--- start ---

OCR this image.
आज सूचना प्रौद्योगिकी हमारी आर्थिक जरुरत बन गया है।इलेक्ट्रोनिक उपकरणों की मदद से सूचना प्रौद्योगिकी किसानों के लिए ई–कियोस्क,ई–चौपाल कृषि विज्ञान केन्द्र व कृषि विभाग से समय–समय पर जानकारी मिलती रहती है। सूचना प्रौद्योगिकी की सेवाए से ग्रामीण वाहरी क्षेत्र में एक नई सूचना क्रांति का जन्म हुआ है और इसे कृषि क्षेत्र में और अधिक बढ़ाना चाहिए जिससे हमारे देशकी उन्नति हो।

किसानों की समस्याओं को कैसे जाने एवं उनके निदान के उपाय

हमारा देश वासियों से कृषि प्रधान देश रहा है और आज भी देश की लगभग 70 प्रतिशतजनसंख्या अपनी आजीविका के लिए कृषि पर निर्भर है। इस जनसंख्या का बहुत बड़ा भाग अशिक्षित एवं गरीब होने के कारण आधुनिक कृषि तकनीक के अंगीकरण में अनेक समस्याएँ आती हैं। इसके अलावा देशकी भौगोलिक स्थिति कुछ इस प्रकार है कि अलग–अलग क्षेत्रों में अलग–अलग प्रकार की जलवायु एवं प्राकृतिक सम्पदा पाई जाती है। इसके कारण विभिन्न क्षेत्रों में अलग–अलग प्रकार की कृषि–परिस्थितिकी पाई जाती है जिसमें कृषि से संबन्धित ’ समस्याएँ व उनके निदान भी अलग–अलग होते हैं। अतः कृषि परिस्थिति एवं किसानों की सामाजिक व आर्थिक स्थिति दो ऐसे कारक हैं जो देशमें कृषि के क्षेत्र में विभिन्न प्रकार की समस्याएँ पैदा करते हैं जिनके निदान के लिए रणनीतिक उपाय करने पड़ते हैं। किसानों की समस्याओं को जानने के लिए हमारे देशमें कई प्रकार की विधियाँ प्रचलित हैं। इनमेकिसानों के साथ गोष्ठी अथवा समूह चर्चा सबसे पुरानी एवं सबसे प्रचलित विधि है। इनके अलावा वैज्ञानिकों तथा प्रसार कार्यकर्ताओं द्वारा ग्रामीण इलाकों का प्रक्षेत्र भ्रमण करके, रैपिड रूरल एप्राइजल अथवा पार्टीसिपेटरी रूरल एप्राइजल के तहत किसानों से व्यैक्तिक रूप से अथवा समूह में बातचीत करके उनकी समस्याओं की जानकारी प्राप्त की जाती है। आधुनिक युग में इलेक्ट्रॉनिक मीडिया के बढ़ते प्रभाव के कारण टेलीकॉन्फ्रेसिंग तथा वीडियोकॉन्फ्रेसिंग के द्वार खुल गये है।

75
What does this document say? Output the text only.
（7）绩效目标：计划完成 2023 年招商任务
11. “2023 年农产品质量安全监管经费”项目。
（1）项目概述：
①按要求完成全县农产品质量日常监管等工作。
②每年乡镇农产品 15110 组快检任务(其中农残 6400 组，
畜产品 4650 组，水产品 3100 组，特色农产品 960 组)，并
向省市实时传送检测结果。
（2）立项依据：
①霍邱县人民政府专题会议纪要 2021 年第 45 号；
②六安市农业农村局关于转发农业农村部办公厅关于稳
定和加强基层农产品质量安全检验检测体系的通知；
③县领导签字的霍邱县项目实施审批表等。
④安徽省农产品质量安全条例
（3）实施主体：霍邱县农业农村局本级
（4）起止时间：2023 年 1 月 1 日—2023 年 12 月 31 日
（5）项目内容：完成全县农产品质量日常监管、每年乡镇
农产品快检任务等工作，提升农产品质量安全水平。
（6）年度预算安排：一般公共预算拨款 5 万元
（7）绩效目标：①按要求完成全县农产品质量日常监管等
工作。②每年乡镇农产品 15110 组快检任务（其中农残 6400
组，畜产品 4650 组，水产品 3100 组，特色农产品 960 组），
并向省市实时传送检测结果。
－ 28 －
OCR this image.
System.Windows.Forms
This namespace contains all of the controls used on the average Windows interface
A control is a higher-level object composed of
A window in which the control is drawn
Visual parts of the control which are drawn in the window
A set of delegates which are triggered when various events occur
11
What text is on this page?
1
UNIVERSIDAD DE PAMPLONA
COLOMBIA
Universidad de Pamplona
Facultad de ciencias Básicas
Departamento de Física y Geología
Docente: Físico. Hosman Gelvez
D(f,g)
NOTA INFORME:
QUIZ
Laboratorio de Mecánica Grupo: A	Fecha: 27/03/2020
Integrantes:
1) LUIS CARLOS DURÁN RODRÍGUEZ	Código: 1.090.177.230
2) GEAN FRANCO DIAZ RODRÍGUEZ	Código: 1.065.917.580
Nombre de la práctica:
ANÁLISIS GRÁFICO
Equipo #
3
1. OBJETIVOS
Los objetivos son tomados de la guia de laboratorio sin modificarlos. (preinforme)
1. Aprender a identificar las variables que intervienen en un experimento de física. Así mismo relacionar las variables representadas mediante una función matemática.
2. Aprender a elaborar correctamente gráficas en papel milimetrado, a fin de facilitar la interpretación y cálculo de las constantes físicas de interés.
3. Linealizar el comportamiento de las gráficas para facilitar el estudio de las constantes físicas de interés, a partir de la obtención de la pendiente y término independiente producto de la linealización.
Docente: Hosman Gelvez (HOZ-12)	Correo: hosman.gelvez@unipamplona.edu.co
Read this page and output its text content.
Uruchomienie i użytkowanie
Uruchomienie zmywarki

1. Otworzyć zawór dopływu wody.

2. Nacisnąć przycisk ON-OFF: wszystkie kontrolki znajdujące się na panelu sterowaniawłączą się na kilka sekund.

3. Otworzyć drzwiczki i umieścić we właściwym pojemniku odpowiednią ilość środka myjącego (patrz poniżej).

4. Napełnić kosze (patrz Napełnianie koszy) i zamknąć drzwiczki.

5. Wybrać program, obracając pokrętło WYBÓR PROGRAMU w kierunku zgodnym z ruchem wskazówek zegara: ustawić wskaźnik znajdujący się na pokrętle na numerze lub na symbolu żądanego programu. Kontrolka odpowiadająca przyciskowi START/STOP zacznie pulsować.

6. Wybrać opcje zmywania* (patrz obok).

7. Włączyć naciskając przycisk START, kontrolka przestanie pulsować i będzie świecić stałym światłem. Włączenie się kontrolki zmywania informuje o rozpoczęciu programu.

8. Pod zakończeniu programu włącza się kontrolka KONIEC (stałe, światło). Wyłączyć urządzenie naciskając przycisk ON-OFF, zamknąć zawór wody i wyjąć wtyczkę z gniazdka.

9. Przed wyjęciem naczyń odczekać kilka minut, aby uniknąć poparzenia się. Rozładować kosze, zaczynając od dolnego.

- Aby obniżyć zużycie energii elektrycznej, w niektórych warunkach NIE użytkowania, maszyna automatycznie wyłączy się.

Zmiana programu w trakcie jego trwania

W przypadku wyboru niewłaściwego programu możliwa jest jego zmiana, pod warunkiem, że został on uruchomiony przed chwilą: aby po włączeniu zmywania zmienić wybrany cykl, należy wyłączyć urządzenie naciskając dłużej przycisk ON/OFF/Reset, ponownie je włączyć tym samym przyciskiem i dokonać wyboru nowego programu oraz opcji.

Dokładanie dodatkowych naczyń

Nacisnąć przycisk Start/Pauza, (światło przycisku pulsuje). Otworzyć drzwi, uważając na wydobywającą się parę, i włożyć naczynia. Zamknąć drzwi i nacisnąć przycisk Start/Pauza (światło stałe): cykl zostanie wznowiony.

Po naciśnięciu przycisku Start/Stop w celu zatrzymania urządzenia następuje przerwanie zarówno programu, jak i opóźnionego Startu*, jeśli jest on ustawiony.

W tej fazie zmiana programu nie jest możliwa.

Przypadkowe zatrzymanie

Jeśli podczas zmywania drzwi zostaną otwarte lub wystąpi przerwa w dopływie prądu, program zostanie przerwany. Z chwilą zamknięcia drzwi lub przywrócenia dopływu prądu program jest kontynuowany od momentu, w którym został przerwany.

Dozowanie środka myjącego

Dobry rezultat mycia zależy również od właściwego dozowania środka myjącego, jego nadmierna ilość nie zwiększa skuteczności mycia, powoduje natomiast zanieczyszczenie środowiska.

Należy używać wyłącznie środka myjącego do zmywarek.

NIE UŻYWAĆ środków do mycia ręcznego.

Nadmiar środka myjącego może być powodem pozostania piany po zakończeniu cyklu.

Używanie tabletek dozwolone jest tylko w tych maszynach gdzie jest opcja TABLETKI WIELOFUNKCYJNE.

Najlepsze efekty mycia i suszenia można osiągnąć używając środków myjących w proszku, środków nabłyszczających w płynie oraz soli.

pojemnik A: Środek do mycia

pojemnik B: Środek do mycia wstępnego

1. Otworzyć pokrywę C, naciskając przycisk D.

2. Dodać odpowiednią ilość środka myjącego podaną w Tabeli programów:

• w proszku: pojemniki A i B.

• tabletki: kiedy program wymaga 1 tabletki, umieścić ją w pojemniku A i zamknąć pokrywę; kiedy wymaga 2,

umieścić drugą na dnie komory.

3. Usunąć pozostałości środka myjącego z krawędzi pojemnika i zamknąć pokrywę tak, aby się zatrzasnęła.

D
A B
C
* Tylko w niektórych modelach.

--- end ---

Problem to solve » In the entries above, find every line holding the word "środków" and copy it out.

Answer to the task »
NIE UŻYWAĆ środków do mycia ręcznego.
Najlepsze efekty mycia i suszenia można osiągnąć używając środków myjących w proszku, środków nabłyszczających w płynie oraz soli.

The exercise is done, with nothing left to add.